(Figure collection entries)
---

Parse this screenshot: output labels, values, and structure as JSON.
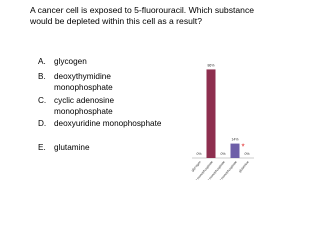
{
  "question": "A cancer cell is exposed to 5-fluorouracil.  Which substance would be depleted within this cell as a result?",
  "options": [
    {
      "letter": "A.",
      "text": "glycogen"
    },
    {
      "letter": "B.",
      "text": "deoxythymidine monophosphate"
    },
    {
      "letter": "C.",
      "text": "cyclic adenosine monophosphate"
    },
    {
      "letter": "D.",
      "text": "deoxyuridine monophosphate"
    },
    {
      "letter": "E.",
      "text": "glutamine"
    }
  ],
  "chart_data": {
    "type": "bar",
    "categories": [
      "glycogen",
      "deoxythymidine monophosphate",
      "cyclic adenosine monophosphate",
      "deoxyuridine monophosphate",
      "glutamine"
    ],
    "values": [
      0,
      86,
      0,
      14,
      0
    ],
    "value_labels": [
      "0%",
      "86%",
      "0%",
      "14%",
      "0%"
    ],
    "colors": [
      "#3e5f9e",
      "#8e2f4f",
      "#6f8a3a",
      "#6e5fa8",
      "#3a8fb0"
    ],
    "ylim": [
      0,
      100
    ],
    "marker": "*"
  }
}
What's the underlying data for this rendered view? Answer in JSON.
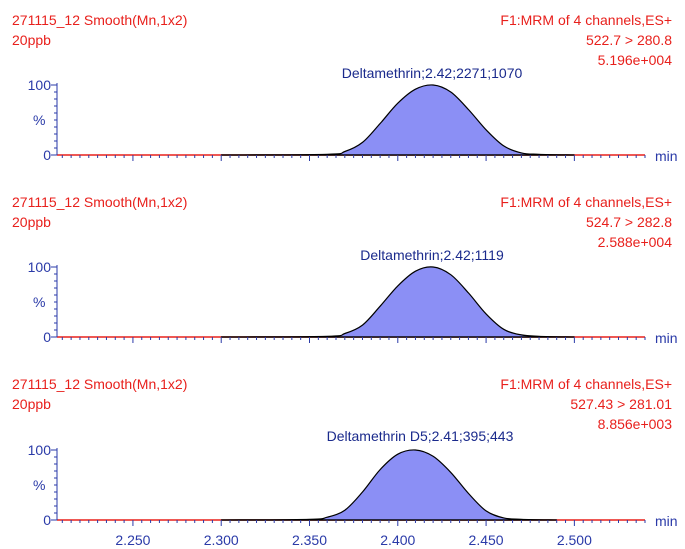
{
  "chart_data": [
    {
      "type": "area",
      "header_left": [
        "271115_12 Smooth(Mn,1x2)",
        "20ppb"
      ],
      "header_right": [
        "F1:MRM of 4 channels,ES+",
        "522.7 > 280.8",
        "5.196e+004"
      ],
      "peak_label": "Deltamethrin;2.42;2271;1070",
      "ylabel": "%",
      "xlabel": "min",
      "yticks": [
        "0",
        "100"
      ],
      "xlim": [
        2.207,
        2.54
      ],
      "ylim": [
        0,
        100
      ],
      "x": [
        2.3,
        2.36,
        2.37,
        2.38,
        2.39,
        2.4,
        2.41,
        2.42,
        2.43,
        2.44,
        2.45,
        2.46,
        2.47,
        2.48,
        2.5
      ],
      "values": [
        0,
        1,
        5,
        18,
        45,
        74,
        94,
        100,
        90,
        65,
        36,
        13,
        3,
        1,
        0
      ]
    },
    {
      "type": "area",
      "header_left": [
        "271115_12 Smooth(Mn,1x2)",
        "20ppb"
      ],
      "header_right": [
        "F1:MRM of 4 channels,ES+",
        "524.7 > 282.8",
        "2.588e+004"
      ],
      "peak_label": "Deltamethrin;2.42;1119",
      "ylabel": "%",
      "xlabel": "min",
      "yticks": [
        "0",
        "100"
      ],
      "xlim": [
        2.207,
        2.54
      ],
      "ylim": [
        0,
        100
      ],
      "x": [
        2.3,
        2.36,
        2.37,
        2.38,
        2.39,
        2.4,
        2.41,
        2.42,
        2.43,
        2.44,
        2.45,
        2.46,
        2.47,
        2.48,
        2.5
      ],
      "values": [
        0,
        1,
        5,
        17,
        44,
        73,
        94,
        100,
        89,
        63,
        33,
        11,
        3,
        1,
        0
      ]
    },
    {
      "type": "area",
      "header_left": [
        "271115_12 Smooth(Mn,1x2)",
        "20ppb"
      ],
      "header_right": [
        "F1:MRM of 4 channels,ES+",
        "527.43 > 281.01",
        "8.856e+003"
      ],
      "peak_label": "Deltamethrin D5;2.41;395;443",
      "ylabel": "%",
      "xlabel": "min",
      "yticks": [
        "0",
        "100"
      ],
      "xlim": [
        2.207,
        2.54
      ],
      "ylim": [
        0,
        100
      ],
      "x": [
        2.3,
        2.35,
        2.36,
        2.37,
        2.38,
        2.39,
        2.4,
        2.41,
        2.42,
        2.43,
        2.44,
        2.45,
        2.46,
        2.47,
        2.49
      ],
      "values": [
        0,
        1,
        4,
        14,
        40,
        72,
        94,
        100,
        91,
        68,
        38,
        13,
        3,
        1,
        0
      ]
    }
  ],
  "x_axis_ticks": [
    "2.250",
    "2.300",
    "2.350",
    "2.400",
    "2.450",
    "2.500"
  ],
  "colors": {
    "header": "#e8201c",
    "peak_fill": "#8b8ff5",
    "axis": "#2a3aa8",
    "baseline": "#e8201c"
  }
}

---

◆ Goal
Search the records above for the string "Deltamethrin". Copy every line that contains it.

◆ Output below
      "peak_label": "Deltamethrin;2.42;2271;1070",
      "peak_label": "Deltamethrin;2.42;1119",
      "peak_label": "Deltamethrin D5;2.41;395;443",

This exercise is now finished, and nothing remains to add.